▶ The problem:
Determine how many lines of the material hold the string "Wall" and reply with only that number.

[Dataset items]
▼▼▼

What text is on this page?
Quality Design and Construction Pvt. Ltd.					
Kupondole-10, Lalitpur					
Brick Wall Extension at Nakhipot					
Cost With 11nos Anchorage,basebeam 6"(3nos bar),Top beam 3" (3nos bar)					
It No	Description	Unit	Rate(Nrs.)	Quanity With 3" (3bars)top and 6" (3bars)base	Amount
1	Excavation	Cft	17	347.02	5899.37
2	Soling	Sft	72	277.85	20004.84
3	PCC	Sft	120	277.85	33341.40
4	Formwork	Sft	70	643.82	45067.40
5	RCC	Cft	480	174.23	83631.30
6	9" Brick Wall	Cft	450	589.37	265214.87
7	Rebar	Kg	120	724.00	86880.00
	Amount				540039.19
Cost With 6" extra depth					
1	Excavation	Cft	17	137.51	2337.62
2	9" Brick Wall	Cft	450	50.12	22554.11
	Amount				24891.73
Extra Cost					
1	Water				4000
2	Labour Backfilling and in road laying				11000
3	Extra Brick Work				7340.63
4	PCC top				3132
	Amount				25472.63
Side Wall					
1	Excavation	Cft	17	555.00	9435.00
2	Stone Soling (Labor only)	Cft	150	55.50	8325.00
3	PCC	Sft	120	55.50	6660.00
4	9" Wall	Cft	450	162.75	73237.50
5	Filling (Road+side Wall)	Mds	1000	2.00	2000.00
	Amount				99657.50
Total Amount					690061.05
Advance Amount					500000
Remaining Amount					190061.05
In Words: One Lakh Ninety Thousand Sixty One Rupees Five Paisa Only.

▲▲▲

▶ Final result:
6